**** SOURCE ****

The parameters of this model can be accessed via the params attribute of the regression results.

In [19]:
res5.params
Out[19]:
Intercept    2.921100
TV           0.045755
radio        0.187994
dtype: float64

n_points will be the number of points we use in plotting results

In [20]:
n_points = 20

We now plot the actuals vs predicted, using the 3D features of matplotlib

In [21]:
fig = plt.figure(figsize=(12, 8),)
ax = fig.add_subplot(111, projection='3d')

# draw the raw data points
ax.scatter(
    ads['TV'],
    ads['radio'],
    ads['sales'],
    c='red',
    alpha=0.5,
)

# label the X, Y, Z axis
ax.set_xlabel('TV')
ax.set_ylabel('radio')
ax.set_zlabel('sales')

# plot faint vertical lines from the data points to X,Y plane
for x, y, z in zip(ads['TV'], ads['radio'], ads['sales']):
    ax.plot(
        [x, x], [y, y], [0, z], 'b-', alpha=0.1,
    )
# end for

# plot thicker red lines from each data point to predicted value for that data point
for x, y, z1, z2 in zip(
    ads['TV'], ads['radio'], ads['sales'], res5.fittedvalues
):
    ax.plot(
        [x, x], [y, y], [z1, z2], 'r-', alpha=0.8,
    )
# end for

# get the linear span of the X and Y axis values
tv_range = np.linspace(
    min(ads['TV']), max(ads['TV']), n_points
)
radio_range = np.linspace(
    min(ads['radio']), max(ads['radio']), n_points
)


# get datapoints for lines in the vertical planes for X = 0, X= Max(X) and Y=0, Y=Max(Y)
line_tv = (
    tv_range * res5.params['TV'] + res5.params['Intercept']
)
line_radio = (
    radio_range * res5.params['radio']
    + res5.params['Intercept']
)

line2_tv = (
    tv_range * res5.params['TV']
    + res5.params['Intercept']
    + np.ones(n_points)
    * max(radio_range)
    * res5.params['radio']
)
line2_radio = (
    radio_range * res5.params['radio']
    + res5.params['Intercept']
    + np.ones(n_points) * max(tv_range) * res5.params['TV']
)

# plot lines in the vertical planes for X = 0, X= Max(X) and Y=0, Y=Max(Y)
ax.plot(tv_range, np.zeros(n_points), line_tv, 'g-')
ax.plot(np.zeros(n_points), radio_range, line_radio, 'g-')

ax.plot(
    tv_range,
    np.ones(n_points) * max(radio_range),
    line2_tv,
    'g-',
)

ax.plot(
    np.ones(20) * max(tv_range),
    radio_range,
    line2_radio,
    'g-',
)

# plot the predicted values as a mesh grid, and as a colored surface
X, Y = np.meshgrid(tv_range, radio_range)
Z = (
    X * res5.params['TV']
    + Y * res5.params['radio']
    + res5.params['Intercept']
)

surf = ax.plot_wireframe(X, Y, Z, color='green', alpha=0.4)
surfs = ax.plot_surface(X, Y, Z, color='green', alpha=0.1)

# set the viewing angle
ax.view_init(elev=20, azim=60)

**** TASK INPUT ****

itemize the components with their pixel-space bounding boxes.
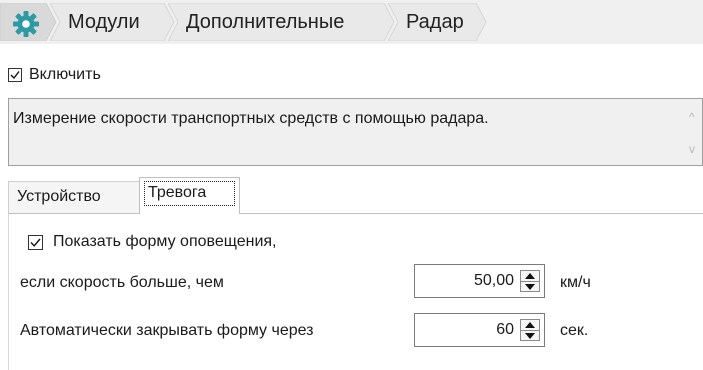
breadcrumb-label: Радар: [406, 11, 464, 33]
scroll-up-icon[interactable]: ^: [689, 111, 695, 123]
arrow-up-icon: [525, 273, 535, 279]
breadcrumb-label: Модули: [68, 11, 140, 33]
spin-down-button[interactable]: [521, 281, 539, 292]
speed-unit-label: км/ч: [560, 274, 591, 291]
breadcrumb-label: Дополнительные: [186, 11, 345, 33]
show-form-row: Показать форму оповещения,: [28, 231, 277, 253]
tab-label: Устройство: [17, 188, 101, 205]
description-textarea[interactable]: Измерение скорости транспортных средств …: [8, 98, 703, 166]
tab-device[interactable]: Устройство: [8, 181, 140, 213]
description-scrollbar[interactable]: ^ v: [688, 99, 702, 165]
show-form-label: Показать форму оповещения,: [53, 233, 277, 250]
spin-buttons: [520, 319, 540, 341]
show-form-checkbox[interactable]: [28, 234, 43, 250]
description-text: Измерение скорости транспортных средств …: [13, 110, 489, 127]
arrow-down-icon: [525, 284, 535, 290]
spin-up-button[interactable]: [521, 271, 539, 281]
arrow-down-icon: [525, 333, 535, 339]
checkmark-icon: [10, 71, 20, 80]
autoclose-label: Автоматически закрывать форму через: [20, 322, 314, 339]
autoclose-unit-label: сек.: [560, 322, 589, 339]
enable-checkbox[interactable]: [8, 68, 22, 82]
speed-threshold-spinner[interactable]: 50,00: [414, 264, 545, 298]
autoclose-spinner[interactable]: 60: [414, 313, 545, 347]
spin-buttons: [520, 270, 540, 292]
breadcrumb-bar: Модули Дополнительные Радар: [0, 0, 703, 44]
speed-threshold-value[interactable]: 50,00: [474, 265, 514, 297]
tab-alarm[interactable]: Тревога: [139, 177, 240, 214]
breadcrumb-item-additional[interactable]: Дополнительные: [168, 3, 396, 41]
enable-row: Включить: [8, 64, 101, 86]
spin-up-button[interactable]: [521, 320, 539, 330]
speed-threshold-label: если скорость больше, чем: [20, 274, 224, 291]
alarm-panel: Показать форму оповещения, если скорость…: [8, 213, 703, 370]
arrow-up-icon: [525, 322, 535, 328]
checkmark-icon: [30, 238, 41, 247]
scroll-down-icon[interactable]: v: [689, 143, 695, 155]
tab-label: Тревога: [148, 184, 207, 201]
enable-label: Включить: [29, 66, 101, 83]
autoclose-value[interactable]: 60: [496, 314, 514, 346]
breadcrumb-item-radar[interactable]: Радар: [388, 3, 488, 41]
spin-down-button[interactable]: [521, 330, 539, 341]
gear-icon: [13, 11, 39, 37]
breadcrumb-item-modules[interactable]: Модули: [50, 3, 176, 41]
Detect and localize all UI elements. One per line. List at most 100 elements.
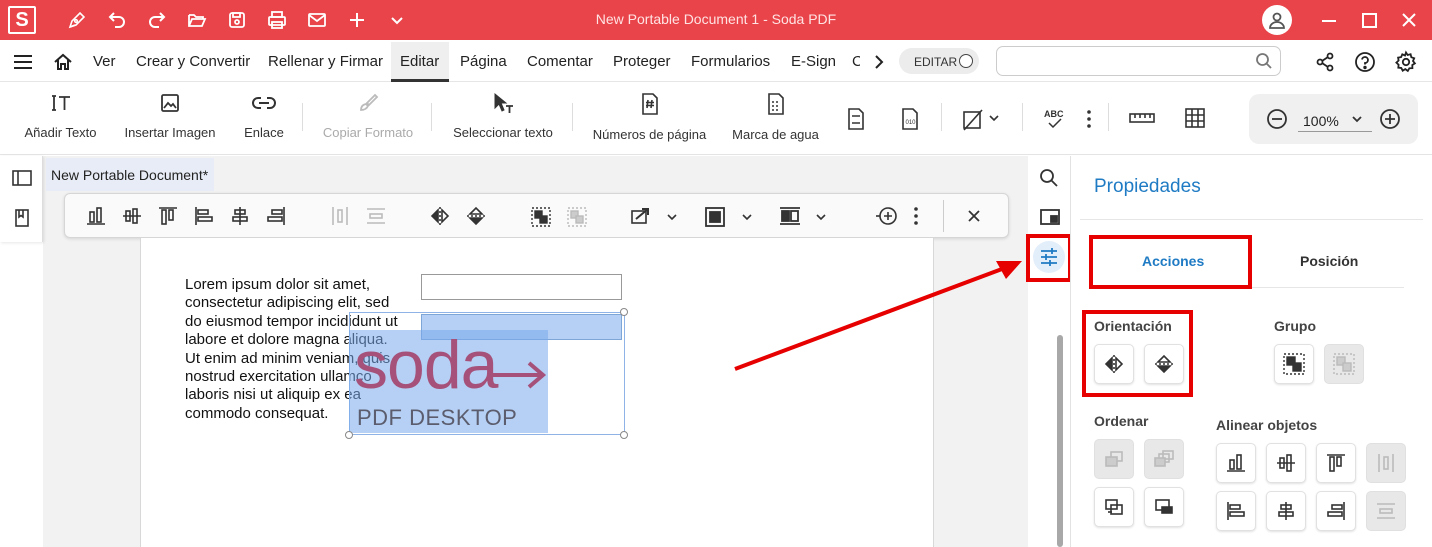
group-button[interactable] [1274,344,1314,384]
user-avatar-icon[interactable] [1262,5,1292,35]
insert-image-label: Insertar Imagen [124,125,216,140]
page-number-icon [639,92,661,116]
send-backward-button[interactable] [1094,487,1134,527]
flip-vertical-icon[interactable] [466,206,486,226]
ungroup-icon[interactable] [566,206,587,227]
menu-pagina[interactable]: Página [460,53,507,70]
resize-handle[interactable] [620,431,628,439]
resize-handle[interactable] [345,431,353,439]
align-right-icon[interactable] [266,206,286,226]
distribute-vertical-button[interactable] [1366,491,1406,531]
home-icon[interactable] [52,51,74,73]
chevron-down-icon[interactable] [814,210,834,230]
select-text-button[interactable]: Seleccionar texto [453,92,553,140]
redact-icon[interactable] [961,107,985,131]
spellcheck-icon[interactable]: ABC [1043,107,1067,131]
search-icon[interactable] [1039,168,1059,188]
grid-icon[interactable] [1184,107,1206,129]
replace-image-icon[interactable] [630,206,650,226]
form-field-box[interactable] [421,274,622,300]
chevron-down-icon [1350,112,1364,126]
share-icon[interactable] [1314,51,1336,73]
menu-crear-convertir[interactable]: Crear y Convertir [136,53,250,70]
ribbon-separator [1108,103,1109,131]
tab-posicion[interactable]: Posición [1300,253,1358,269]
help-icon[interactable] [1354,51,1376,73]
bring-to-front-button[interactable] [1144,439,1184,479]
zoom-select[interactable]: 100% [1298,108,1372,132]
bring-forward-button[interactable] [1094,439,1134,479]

****

- _WRITTEN REQUEST 1_: Condense the paragraph of the regression notebook that begins "The parameters of this model" into a shorter sentence that keeps its main facts.
- _WRITTEN REQUEST 2_: From the bounding box listing, quote the lines running from the line with "group-button[interactable] [1274,344,1314,384]" to the line with "send-backward-button[interactable] [1094,487,1134,527]".
The regression notebook and the listing come from unrelated sources.

- _FULL OUTPUT 1_: Regression results expose the model's parameters through their params attribute.

- _FULL OUTPUT 2_:
group-button[interactable] [1274,344,1314,384]
user-avatar-icon[interactable] [1262,5,1292,35]
insert-image-label: Insertar Imagen [124,125,216,140]
page-number-icon [639,92,661,116]
send-backward-button[interactable] [1094,487,1134,527]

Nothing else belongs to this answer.